= The records =
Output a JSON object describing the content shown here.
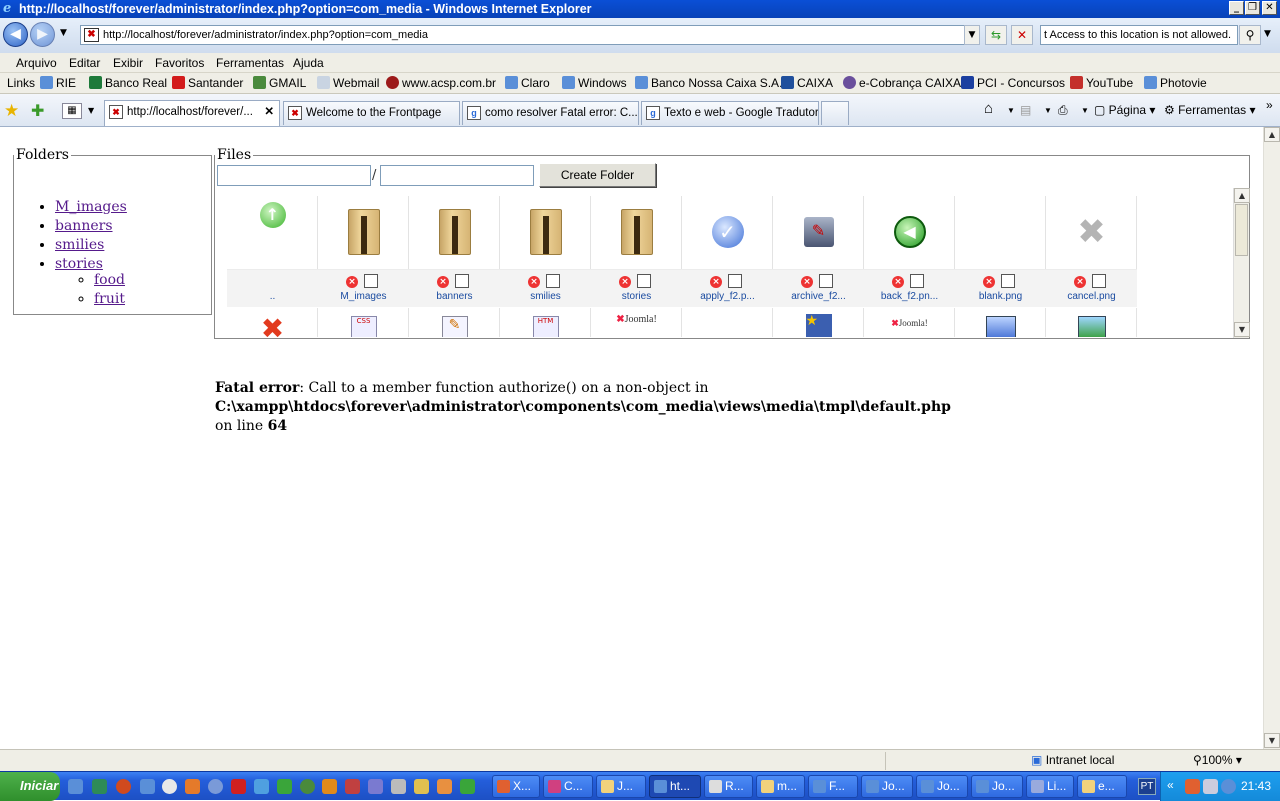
{
  "window": {
    "title": "http://localhost/forever/administrator/index.php?option=com_media - Windows Internet Explorer"
  },
  "address": {
    "url": "http://localhost/forever/administrator/index.php?option=com_media",
    "search_value": "t Access to this location is not allowed."
  },
  "menu": [
    "Arquivo",
    "Editar",
    "Exibir",
    "Favoritos",
    "Ferramentas",
    "Ajuda"
  ],
  "links": {
    "label": "Links",
    "items": [
      "RIE",
      "Banco Real",
      "Santander",
      "GMAIL",
      "Webmail",
      "www.acsp.com.br",
      "Claro",
      "Windows",
      "Banco Nossa Caixa S.A.",
      "CAIXA",
      "e-Cobrança CAIXA",
      "PCI - Concursos",
      "YouTube",
      "Photovie"
    ]
  },
  "tabs": [
    {
      "label": "http://localhost/forever/..."
    },
    {
      "label": "Welcome to the Frontpage"
    },
    {
      "label": "como resolver Fatal error: C..."
    },
    {
      "label": "Texto e web - Google Tradutor"
    }
  ],
  "toolbar": {
    "page": "Página",
    "tools": "Ferramentas"
  },
  "folders": {
    "legend": "Folders",
    "items": [
      "M_images",
      "banners",
      "smilies",
      "stories"
    ],
    "sub": [
      "food",
      "fruit"
    ]
  },
  "files": {
    "legend": "Files",
    "path_sep": "/",
    "create_label": "Create Folder",
    "up_label": "..",
    "items": [
      "M_images",
      "banners",
      "smilies",
      "stories",
      "apply_f2.p...",
      "archive_f2...",
      "back_f2.pn...",
      "blank.png",
      "cancel.png"
    ]
  },
  "error": {
    "label": "Fatal error",
    "message": ": Call to a member function authorize() on a non-object in ",
    "path": "C:\\xampp\\htdocs\\forever\\administrator\\components\\com_media\\views\\media\\tmpl\\default.php",
    "online": "on line ",
    "line": "64"
  },
  "status": {
    "zone": "Intranet local",
    "zoom": "100%"
  },
  "taskbar": {
    "start": "Iniciar",
    "tasks": [
      "X...",
      "C...",
      "J...",
      "ht...",
      "R...",
      "m...",
      "F...",
      "Jo...",
      "Jo...",
      "Jo...",
      "Li...",
      "e..."
    ],
    "lang": "PT",
    "clock": "21:43"
  }
}
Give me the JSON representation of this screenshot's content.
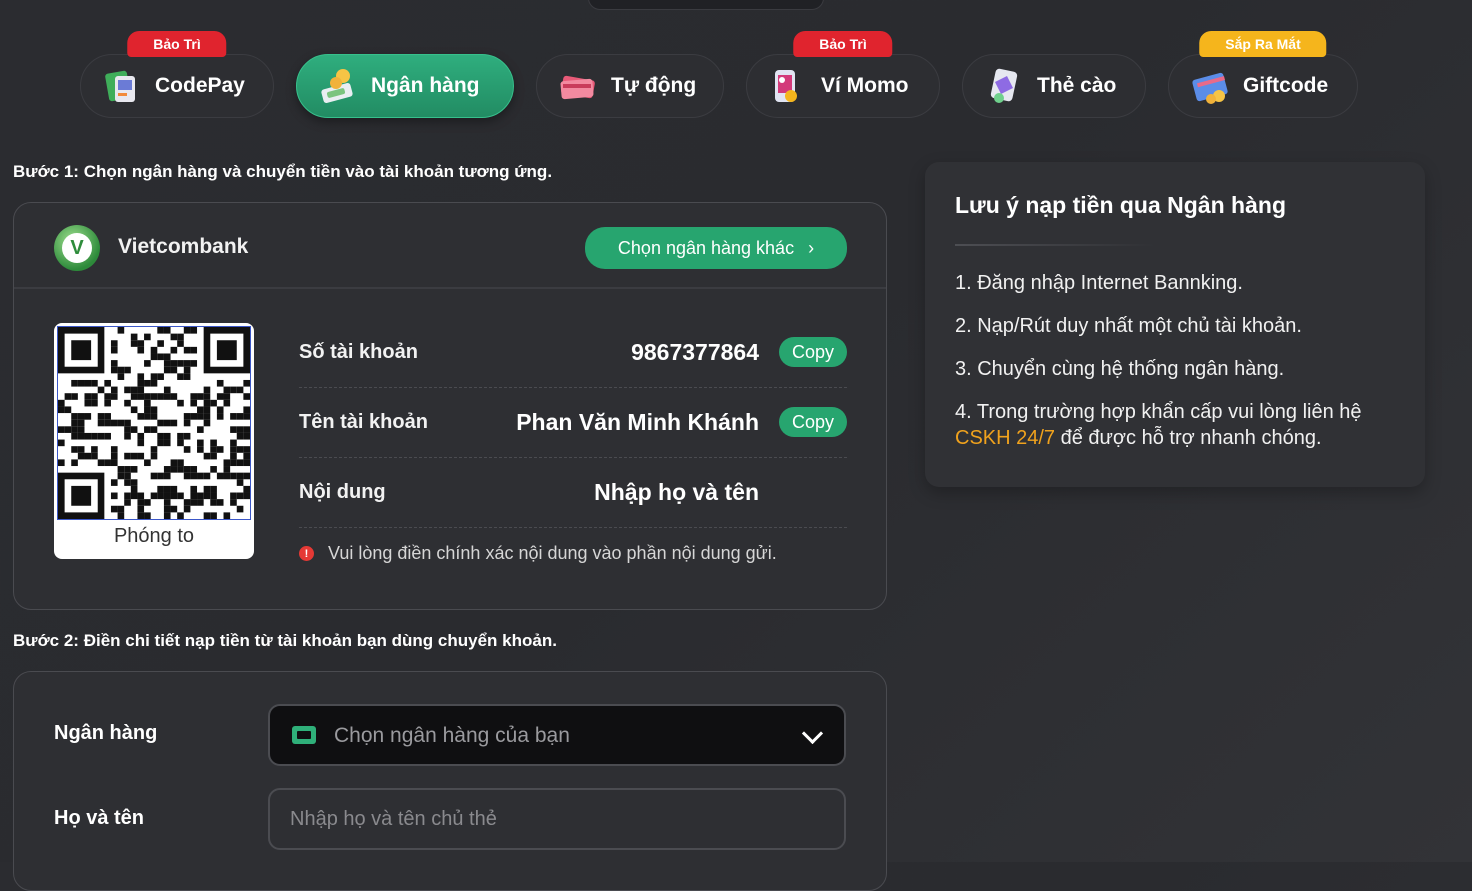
{
  "tabs": [
    {
      "label": "CodePay",
      "badge": "Bảo Trì",
      "icon": "codepay-icon"
    },
    {
      "label": "Ngân hàng",
      "badge": "",
      "icon": "bank-money-icon",
      "active": true
    },
    {
      "label": "Tự động",
      "badge": "",
      "icon": "card-stack-icon"
    },
    {
      "label": "Ví Momo",
      "badge": "Bảo Trì",
      "icon": "momo-wallet-icon"
    },
    {
      "label": "Thẻ cào",
      "badge": "",
      "icon": "scratch-card-icon"
    },
    {
      "label": "Giftcode",
      "badge": "Sắp Ra Mắt",
      "icon": "giftcode-icon"
    }
  ],
  "step1": {
    "title": "Bước 1: Chọn ngân hàng và chuyển tiền vào tài khoản tương ứng.",
    "bank_name": "Vietcombank",
    "choose_other": "Chọn ngân hàng khác",
    "qr_zoom": "Phóng to",
    "rows": [
      {
        "label": "Số tài khoản",
        "value": "9867377864",
        "copy": "Copy"
      },
      {
        "label": "Tên tài khoản",
        "value": "Phan Văn Minh Khánh",
        "copy": "Copy"
      },
      {
        "label": "Nội dung",
        "value": "Nhập họ và tên"
      }
    ],
    "warning": "Vui lòng điền chính xác nội dung vào phần nội dung gửi."
  },
  "step2": {
    "title": "Bước 2: Điền chi tiết nạp tiền từ tài khoản bạn dùng chuyển khoản.",
    "bank_label": "Ngân hàng",
    "bank_select": "Chọn ngân hàng của bạn",
    "name_label": "Họ và tên",
    "name_placeholder": "Nhập họ và tên chủ thẻ"
  },
  "notes": {
    "title": "Lưu ý nạp tiền qua Ngân hàng",
    "items": [
      "1. Đăng nhập Internet Bannking.",
      "2. Nạp/Rút duy nhất một chủ tài khoản.",
      "3. Chuyển cùng hệ thống ngân hàng."
    ],
    "item4_prefix": "4. Trong trường hợp khẩn cấp vui lòng liên hệ ",
    "item4_link": "CSKH 24/7",
    "item4_suffix": " để được hỗ trợ nhanh chóng."
  },
  "colors": {
    "accent": "#27a56f",
    "maintenance": "#e0242e",
    "coming_soon": "#f5b51c",
    "link": "#f0a21d"
  }
}
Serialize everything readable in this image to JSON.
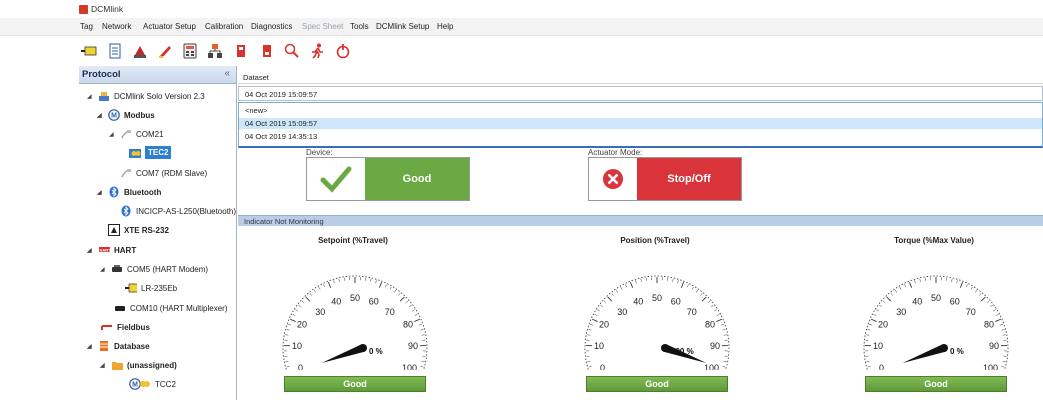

= What is asked =
Print every record above exactly as written, leaving out the pictures.

= Solved exercise =
Output a JSON object describing the content shown here.
{
  "window": {
    "title": "http://localhost/forever/administrator/index.php?option=com_media - Windows Internet Explorer"
  },
  "address": {
    "url": "http://localhost/forever/administrator/index.php?option=com_media",
    "search_value": "t Access to this location is not allowed."
  },
  "menu": [
    "Arquivo",
    "Editar",
    "Exibir",
    "Favoritos",
    "Ferramentas",
    "Ajuda"
  ],
  "links": {
    "label": "Links",
    "items": [
      "RIE",
      "Banco Real",
      "Santander",
      "GMAIL",
      "Webmail",
      "www.acsp.com.br",
      "Claro",
      "Windows",
      "Banco Nossa Caixa S.A.",
      "CAIXA",
      "e-Cobrança CAIXA",
      "PCI - Concursos",
      "YouTube",
      "Photovie"
    ]
  },
  "tabs": [
    {
      "label": "http://localhost/forever/..."
    },
    {
      "label": "Welcome to the Frontpage"
    },
    {
      "label": "como resolver Fatal error: C..."
    },
    {
      "label": "Texto e web - Google Tradutor"
    }
  ],
  "toolbar": {
    "page": "Página",
    "tools": "Ferramentas"
  },
  "folders": {
    "legend": "Folders",
    "items": [
      "M_images",
      "banners",
      "smilies",
      "stories"
    ],
    "sub": [
      "food",
      "fruit"
    ]
  },
  "files": {
    "legend": "Files",
    "path_sep": "/",
    "create_label": "Create Folder",
    "up_label": "..",
    "items": [
      "M_images",
      "banners",
      "smilies",
      "stories",
      "apply_f2.p...",
      "archive_f2...",
      "back_f2.pn...",
      "blank.png",
      "cancel.png"
    ]
  },
  "error": {
    "label": "Fatal error",
    "message": ": Call to a member function authorize() on a non-object in ",
    "path": "C:\\xampp\\htdocs\\forever\\administrator\\components\\com_media\\views\\media\\tmpl\\default.php",
    "online": "on line ",
    "line": "64"
  },
  "status": {
    "zone": "Intranet local",
    "zoom": "100%"
  },
  "taskbar": {
    "start": "Iniciar",
    "tasks": [
      "X...",
      "C...",
      "J...",
      "ht...",
      "R...",
      "m...",
      "F...",
      "Jo...",
      "Jo...",
      "Jo...",
      "Li...",
      "e..."
    ],
    "lang": "PT",
    "clock": "21:43"
  }
}
Give me the JSON representation of this screenshot's content.
{
  "tabs": [
    {
      "label": "CodePay",
      "badge": "Bảo Trì",
      "icon": "codepay-icon"
    },
    {
      "label": "Ngân hàng",
      "badge": "",
      "icon": "bank-money-icon",
      "active": true
    },
    {
      "label": "Tự động",
      "badge": "",
      "icon": "card-stack-icon"
    },
    {
      "label": "Ví Momo",
      "badge": "Bảo Trì",
      "icon": "momo-wallet-icon"
    },
    {
      "label": "Thẻ cào",
      "badge": "",
      "icon": "scratch-card-icon"
    },
    {
      "label": "Giftcode",
      "badge": "Sắp Ra Mắt",
      "icon": "giftcode-icon"
    }
  ],
  "step1": {
    "title": "Bước 1: Chọn ngân hàng và chuyển tiền vào tài khoản tương ứng.",
    "bank_name": "Vietcombank",
    "choose_other": "Chọn ngân hàng khác",
    "qr_zoom": "Phóng to",
    "rows": [
      {
        "label": "Số tài khoản",
        "value": "9867377864",
        "copy": "Copy"
      },
      {
        "label": "Tên tài khoản",
        "value": "Phan Văn Minh Khánh",
        "copy": "Copy"
      },
      {
        "label": "Nội dung",
        "value": "Nhập họ và tên"
      }
    ],
    "warning": "Vui lòng điền chính xác nội dung vào phần nội dung gửi."
  },
  "step2": {
    "title": "Bước 2: Điền chi tiết nạp tiền từ tài khoản bạn dùng chuyển khoản.",
    "bank_label": "Ngân hàng",
    "bank_select": "Chọn ngân hàng của bạn",
    "name_label": "Họ và tên",
    "name_placeholder": "Nhập họ và tên chủ thẻ"
  },
  "notes": {
    "title": "Lưu ý nạp tiền qua Ngân hàng",
    "items": [
      "1. Đăng nhập Internet Bannking.",
      "2. Nạp/Rút duy nhất một chủ tài khoản.",
      "3. Chuyển cùng hệ thống ngân hàng."
    ],
    "item4_prefix": "4. Trong trường hợp khẩn cấp vui lòng liên hệ ",
    "item4_link": "CSKH 24/7",
    "item4_suffix": " để được hỗ trợ nhanh chóng."
  },
  "colors": {
    "accent": "#27a56f",
    "maintenance": "#e0242e",
    "coming_soon": "#f5b51c",
    "link": "#f0a21d"
  }
}
Serialize everything readable in this image to JSON.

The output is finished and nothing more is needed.